◆ **Short exercise**
Return all of the entries word for word, but omit the pictures they contain.

◆ **Stored data**
-=-=-
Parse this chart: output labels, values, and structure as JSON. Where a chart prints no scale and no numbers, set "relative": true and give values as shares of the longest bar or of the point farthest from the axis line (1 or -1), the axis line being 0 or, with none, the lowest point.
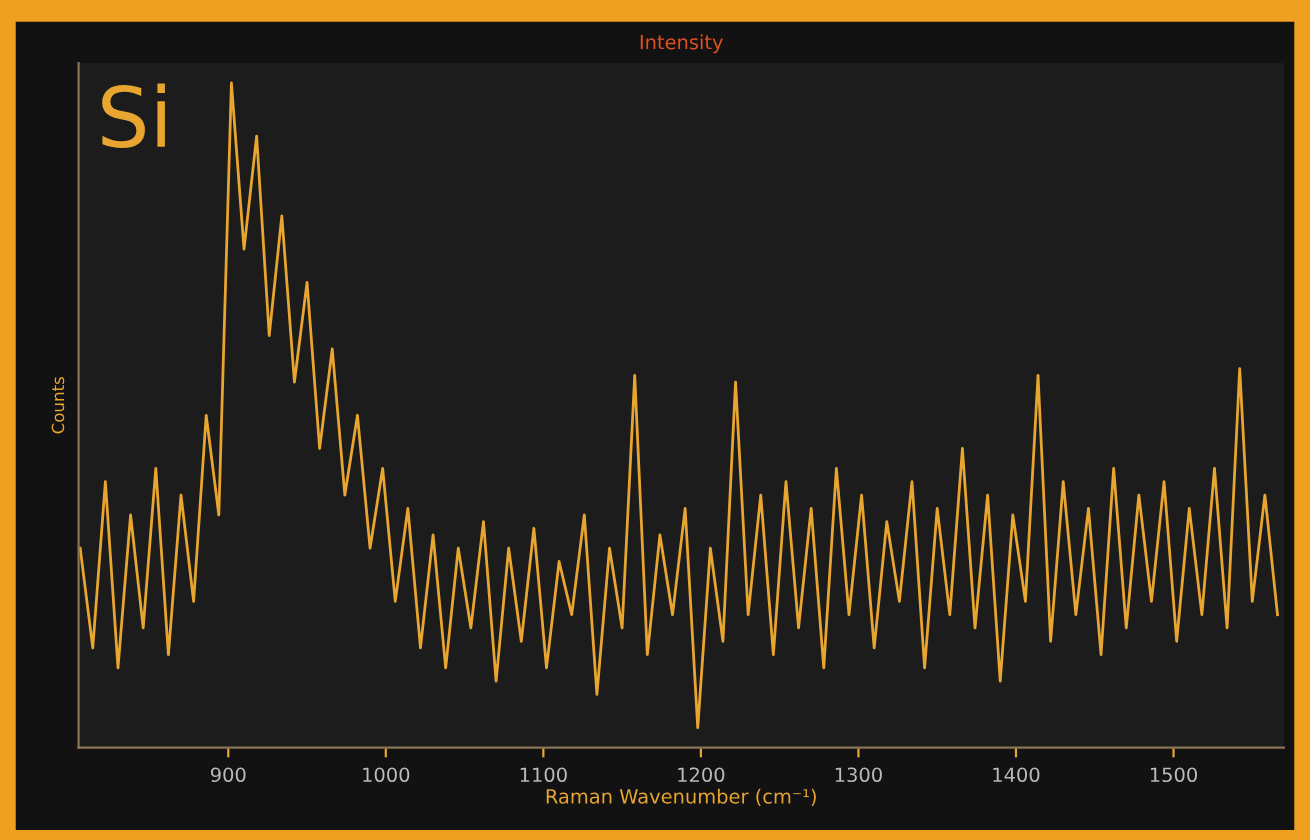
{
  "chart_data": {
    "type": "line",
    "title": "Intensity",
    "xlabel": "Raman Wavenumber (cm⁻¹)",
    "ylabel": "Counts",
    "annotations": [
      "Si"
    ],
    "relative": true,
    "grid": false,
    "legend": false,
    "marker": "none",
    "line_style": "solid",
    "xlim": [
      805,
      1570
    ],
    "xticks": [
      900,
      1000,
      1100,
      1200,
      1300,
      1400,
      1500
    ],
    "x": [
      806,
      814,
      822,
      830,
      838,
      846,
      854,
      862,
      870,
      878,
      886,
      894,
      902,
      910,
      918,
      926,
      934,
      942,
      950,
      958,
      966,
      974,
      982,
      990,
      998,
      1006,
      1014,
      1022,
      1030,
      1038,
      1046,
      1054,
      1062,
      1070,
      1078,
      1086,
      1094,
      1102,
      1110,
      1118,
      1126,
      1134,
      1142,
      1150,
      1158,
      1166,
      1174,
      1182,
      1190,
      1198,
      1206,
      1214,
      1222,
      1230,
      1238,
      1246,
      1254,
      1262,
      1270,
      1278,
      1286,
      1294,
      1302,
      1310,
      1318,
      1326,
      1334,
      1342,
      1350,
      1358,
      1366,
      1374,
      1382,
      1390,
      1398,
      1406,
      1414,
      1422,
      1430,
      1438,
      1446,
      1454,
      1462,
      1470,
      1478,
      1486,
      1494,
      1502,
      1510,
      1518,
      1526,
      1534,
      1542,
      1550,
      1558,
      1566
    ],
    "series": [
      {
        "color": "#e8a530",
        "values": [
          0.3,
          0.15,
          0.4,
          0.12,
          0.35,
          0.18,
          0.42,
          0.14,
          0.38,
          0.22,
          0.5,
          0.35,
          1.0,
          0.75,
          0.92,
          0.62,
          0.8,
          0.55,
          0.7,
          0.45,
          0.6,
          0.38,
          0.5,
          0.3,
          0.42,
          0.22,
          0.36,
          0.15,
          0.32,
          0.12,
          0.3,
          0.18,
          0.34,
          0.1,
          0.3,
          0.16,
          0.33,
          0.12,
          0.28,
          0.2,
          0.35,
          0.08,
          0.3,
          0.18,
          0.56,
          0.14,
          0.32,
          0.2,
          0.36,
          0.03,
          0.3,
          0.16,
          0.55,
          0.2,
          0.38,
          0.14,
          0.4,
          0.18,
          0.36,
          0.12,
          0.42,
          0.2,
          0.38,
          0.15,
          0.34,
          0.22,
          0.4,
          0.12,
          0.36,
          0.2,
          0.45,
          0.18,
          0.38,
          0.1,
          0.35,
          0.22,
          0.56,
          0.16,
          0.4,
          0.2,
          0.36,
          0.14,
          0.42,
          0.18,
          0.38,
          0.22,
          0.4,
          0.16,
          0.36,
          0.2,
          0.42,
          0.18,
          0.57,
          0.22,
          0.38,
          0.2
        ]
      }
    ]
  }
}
-=-=-
◆ **Reply**
Parse this chart: output labels, values, and structure as JSON. Where a chart prints no scale and no numbers, set "relative": true and give values as shares of the longest bar or of the point farthest from the axis line (1 or -1), the axis line being 0 or, with none, the lowest point.
{
  "chart_data": {
    "type": "line",
    "title": "Intensity",
    "xlabel": "Raman Wavenumber (cm⁻¹)",
    "ylabel": "Counts",
    "annotations": [
      "Si"
    ],
    "relative": true,
    "grid": false,
    "legend": false,
    "marker": "none",
    "line_style": "solid",
    "xlim": [
      805,
      1570
    ],
    "xticks": [
      900,
      1000,
      1100,
      1200,
      1300,
      1400,
      1500
    ],
    "x": [
      806,
      814,
      822,
      830,
      838,
      846,
      854,
      862,
      870,
      878,
      886,
      894,
      902,
      910,
      918,
      926,
      934,
      942,
      950,
      958,
      966,
      974,
      982,
      990,
      998,
      1006,
      1014,
      1022,
      1030,
      1038,
      1046,
      1054,
      1062,
      1070,
      1078,
      1086,
      1094,
      1102,
      1110,
      1118,
      1126,
      1134,
      1142,
      1150,
      1158,
      1166,
      1174,
      1182,
      1190,
      1198,
      1206,
      1214,
      1222,
      1230,
      1238,
      1246,
      1254,
      1262,
      1270,
      1278,
      1286,
      1294,
      1302,
      1310,
      1318,
      1326,
      1334,
      1342,
      1350,
      1358,
      1366,
      1374,
      1382,
      1390,
      1398,
      1406,
      1414,
      1422,
      1430,
      1438,
      1446,
      1454,
      1462,
      1470,
      1478,
      1486,
      1494,
      1502,
      1510,
      1518,
      1526,
      1534,
      1542,
      1550,
      1558,
      1566
    ],
    "series": [
      {
        "color": "#e8a530",
        "values": [
          0.3,
          0.15,
          0.4,
          0.12,
          0.35,
          0.18,
          0.42,
          0.14,
          0.38,
          0.22,
          0.5,
          0.35,
          1.0,
          0.75,
          0.92,
          0.62,
          0.8,
          0.55,
          0.7,
          0.45,
          0.6,
          0.38,
          0.5,
          0.3,
          0.42,
          0.22,
          0.36,
          0.15,
          0.32,
          0.12,
          0.3,
          0.18,
          0.34,
          0.1,
          0.3,
          0.16,
          0.33,
          0.12,
          0.28,
          0.2,
          0.35,
          0.08,
          0.3,
          0.18,
          0.56,
          0.14,
          0.32,
          0.2,
          0.36,
          0.03,
          0.3,
          0.16,
          0.55,
          0.2,
          0.38,
          0.14,
          0.4,
          0.18,
          0.36,
          0.12,
          0.42,
          0.2,
          0.38,
          0.15,
          0.34,
          0.22,
          0.4,
          0.12,
          0.36,
          0.2,
          0.45,
          0.18,
          0.38,
          0.1,
          0.35,
          0.22,
          0.56,
          0.16,
          0.4,
          0.2,
          0.36,
          0.14,
          0.42,
          0.18,
          0.38,
          0.22,
          0.4,
          0.16,
          0.36,
          0.2,
          0.42,
          0.18,
          0.57,
          0.22,
          0.38,
          0.2
        ]
      }
    ]
  }
}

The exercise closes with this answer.